Extract to read:
Miami’s No Stranger to Scams

Miami’s No Stranger to Scams

Two weeks ago, I published a blog post (When “Nigeria” Comes Calling) about my experience with a scam artist who appeared to be a new business prospect but was actually trying to drain my bank account.   I was originally a bit embarrassed about the story because I felt that, while I hadn’t been officially duped, I did get strung-along for a while.  Despite my apprehension, I published the post because it was an interesting tale, and I figured there was a chance I might prevent another person from falling for a similar scam. 

The response to the post was fascinating.  Many people who read my blog knew someone who has been scammed, and I was not the only PR person in Miami to hear from this guy.  I want to share some of my interesting feedback.

One of my readers, a local banker, said that wire fraud cases have been on the rise lately.

Another told me of a physician who got taken for $60,000:  “Somehow an alleged ‘Nigerian Entrepreneur’ contacted him by cell phone and made all sorts of promises about easy money, if he would just send some ‘seed money’ to him.  Well, desperation prevailed over high I.Q.  This doctor ultimately sent six tranches of $10,000 a piece before he spoke to his attorney, who told him to STOP.”

Dataset extract:
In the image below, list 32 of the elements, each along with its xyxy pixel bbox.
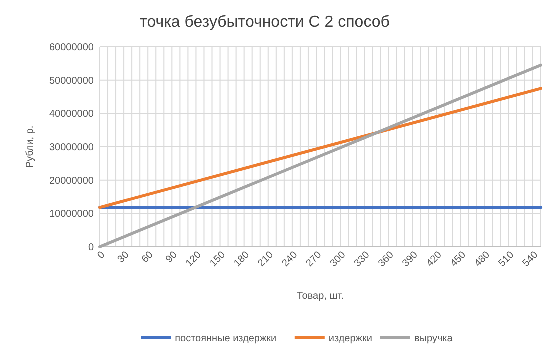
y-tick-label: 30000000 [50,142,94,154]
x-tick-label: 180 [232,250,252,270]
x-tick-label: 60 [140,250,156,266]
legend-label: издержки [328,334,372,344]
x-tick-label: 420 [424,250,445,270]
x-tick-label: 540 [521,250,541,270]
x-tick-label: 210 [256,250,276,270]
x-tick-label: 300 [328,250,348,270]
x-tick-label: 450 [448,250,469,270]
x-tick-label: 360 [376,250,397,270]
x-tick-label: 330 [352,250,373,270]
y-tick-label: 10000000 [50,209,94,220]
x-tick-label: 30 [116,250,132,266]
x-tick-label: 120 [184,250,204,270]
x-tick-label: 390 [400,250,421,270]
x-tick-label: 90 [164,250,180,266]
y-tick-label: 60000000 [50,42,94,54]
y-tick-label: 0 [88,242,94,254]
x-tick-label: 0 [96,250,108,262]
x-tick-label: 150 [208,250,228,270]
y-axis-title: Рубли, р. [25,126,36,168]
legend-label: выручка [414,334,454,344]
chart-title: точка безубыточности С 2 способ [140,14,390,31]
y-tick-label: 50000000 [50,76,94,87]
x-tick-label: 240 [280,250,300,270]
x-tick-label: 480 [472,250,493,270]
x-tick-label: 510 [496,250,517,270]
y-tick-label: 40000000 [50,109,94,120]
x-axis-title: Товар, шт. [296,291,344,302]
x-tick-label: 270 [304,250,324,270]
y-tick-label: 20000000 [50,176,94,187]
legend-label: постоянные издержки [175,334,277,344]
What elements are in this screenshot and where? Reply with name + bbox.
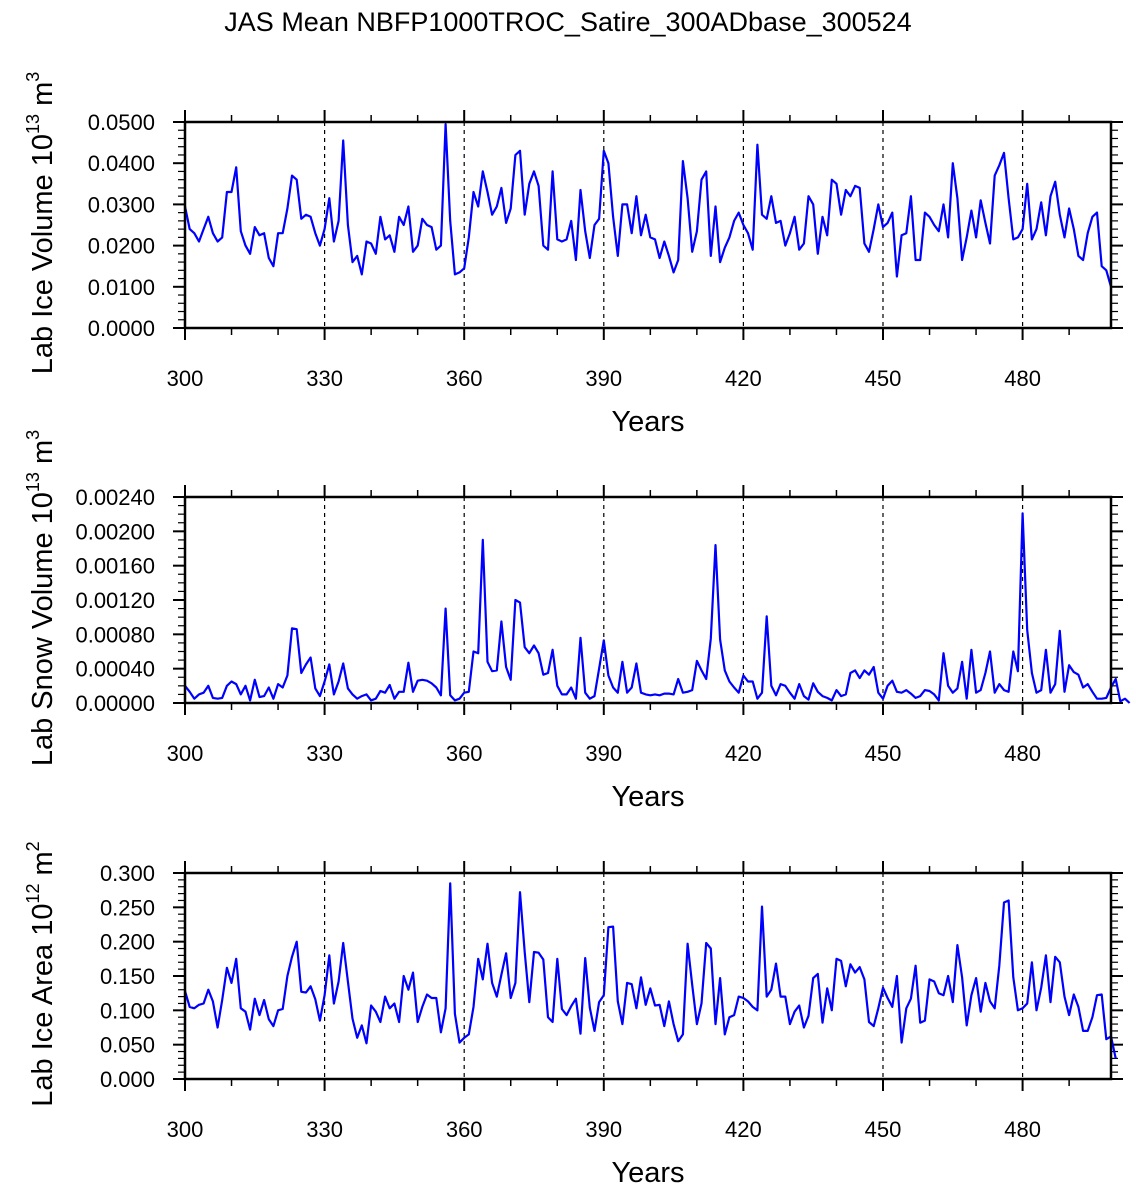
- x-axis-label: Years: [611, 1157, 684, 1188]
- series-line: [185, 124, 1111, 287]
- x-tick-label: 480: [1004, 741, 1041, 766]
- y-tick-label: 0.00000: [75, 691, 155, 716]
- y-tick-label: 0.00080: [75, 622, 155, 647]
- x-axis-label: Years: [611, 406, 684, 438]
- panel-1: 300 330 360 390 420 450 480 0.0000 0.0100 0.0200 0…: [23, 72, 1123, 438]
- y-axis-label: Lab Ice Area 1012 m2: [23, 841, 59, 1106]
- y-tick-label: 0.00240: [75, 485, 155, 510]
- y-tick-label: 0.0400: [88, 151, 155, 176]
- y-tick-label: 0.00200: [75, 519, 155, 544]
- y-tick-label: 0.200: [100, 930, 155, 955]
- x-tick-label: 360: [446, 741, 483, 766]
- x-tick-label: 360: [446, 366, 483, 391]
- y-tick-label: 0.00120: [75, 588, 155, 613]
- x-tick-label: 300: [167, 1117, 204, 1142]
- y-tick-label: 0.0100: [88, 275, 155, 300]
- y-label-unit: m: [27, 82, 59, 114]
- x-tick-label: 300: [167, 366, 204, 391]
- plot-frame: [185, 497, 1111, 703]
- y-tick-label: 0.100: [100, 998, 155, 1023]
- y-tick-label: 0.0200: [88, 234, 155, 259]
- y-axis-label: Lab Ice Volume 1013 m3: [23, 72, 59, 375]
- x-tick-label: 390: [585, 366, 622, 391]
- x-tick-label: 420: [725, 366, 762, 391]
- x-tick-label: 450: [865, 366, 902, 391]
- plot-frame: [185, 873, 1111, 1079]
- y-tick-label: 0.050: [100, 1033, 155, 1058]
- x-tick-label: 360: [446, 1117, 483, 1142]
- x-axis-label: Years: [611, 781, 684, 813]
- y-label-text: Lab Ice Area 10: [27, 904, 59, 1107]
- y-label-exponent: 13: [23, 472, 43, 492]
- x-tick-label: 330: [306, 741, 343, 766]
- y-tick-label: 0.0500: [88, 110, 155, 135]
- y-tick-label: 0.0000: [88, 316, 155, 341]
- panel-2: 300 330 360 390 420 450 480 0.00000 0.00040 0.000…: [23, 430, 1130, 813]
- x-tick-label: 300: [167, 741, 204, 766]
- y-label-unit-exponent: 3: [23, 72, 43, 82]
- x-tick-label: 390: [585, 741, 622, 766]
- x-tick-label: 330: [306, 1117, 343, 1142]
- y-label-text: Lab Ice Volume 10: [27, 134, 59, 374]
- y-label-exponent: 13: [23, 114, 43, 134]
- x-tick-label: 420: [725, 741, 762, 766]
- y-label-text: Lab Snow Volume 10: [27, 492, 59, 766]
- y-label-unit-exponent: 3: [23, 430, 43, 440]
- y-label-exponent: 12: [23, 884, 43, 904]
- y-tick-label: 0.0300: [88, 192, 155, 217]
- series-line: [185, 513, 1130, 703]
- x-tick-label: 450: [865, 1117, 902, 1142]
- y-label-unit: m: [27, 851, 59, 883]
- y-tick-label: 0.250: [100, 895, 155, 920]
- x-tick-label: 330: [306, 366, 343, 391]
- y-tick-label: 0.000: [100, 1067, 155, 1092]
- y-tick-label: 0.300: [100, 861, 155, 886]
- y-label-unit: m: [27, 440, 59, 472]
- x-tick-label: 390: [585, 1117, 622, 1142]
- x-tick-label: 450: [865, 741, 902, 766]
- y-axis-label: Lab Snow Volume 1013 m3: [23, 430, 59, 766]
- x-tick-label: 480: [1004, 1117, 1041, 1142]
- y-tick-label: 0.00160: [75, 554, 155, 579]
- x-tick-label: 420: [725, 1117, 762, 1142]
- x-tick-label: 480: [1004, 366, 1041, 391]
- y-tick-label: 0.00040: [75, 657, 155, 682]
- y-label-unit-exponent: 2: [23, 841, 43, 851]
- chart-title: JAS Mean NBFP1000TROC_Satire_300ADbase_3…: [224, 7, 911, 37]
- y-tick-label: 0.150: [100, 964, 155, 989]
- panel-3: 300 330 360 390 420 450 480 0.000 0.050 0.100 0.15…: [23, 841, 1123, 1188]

Set problem: Summarize the excerpt on Miami scams in two sentences.

Exercise answer: The writer published a blog post about a scam artist who posed as a new business prospect while trying to drain the writer's bank account, sharing it in the hope of keeping someone else from falling for a similar scam. Readers responded that they knew scam victims: other Miami PR people had heard from the same man, a local banker said wire fraud cases were rising, and one physician sent six $10,000 payments before his attorney told him to stop.